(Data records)
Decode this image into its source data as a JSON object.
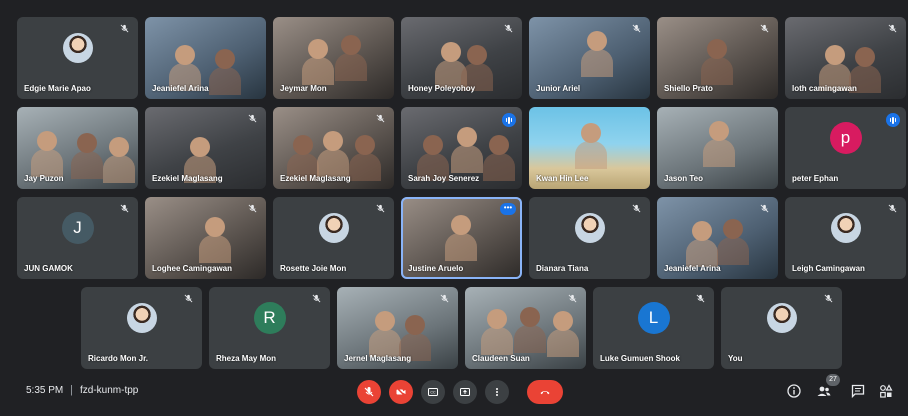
{
  "participants": [
    {
      "name": "Edgie Marie Apao"
    },
    {
      "name": "Jeaniefel Arina"
    },
    {
      "name": "Jeymar Mon"
    },
    {
      "name": "Honey Poleyohoy"
    },
    {
      "name": "Junior Ariel"
    },
    {
      "name": "Shiello Prato"
    },
    {
      "name": "loth camingawan"
    },
    {
      "name": "Jay Puzon"
    },
    {
      "name": "Ezekiel Maglasang"
    },
    {
      "name": "Ezekiel Maglasang"
    },
    {
      "name": "Sarah Joy Senerez"
    },
    {
      "name": "Kwan Hin Lee"
    },
    {
      "name": "Jason Teo"
    },
    {
      "name": "peter Ephan",
      "initial": "p",
      "color": "#d81b60"
    },
    {
      "name": "JUN GAMOK",
      "initial": "J",
      "color": "#455a64"
    },
    {
      "name": "Loghee Camingawan"
    },
    {
      "name": "Rosette Joie Mon"
    },
    {
      "name": "Justine Aruelo"
    },
    {
      "name": "Dianara Tiana"
    },
    {
      "name": "Jeaniefel Arina"
    },
    {
      "name": "Leigh Camingawan"
    },
    {
      "name": "Ricardo Mon Jr."
    },
    {
      "name": "Rheza May Mon",
      "initial": "R",
      "color": "#2e7d5b"
    },
    {
      "name": "Jernel Maglasang"
    },
    {
      "name": "Claudeen Suan"
    },
    {
      "name": "Luke Gumuen Shook",
      "initial": "L",
      "color": "#1976d2"
    },
    {
      "name": "You"
    }
  ],
  "bottom_bar": {
    "time": "5:35 PM",
    "separator": "|",
    "meeting_code": "fzd-kunm-tpp",
    "people_count": "27"
  },
  "colors": {
    "background": "#202124",
    "tile": "#3c4043",
    "red": "#ea4335",
    "accent": "#1a73e8"
  }
}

(The request)
Copy each line above that contains the string "initial".

(The solution)
      "initial": "p",
      "initial": "J",
      "initial": "R",
      "initial": "L",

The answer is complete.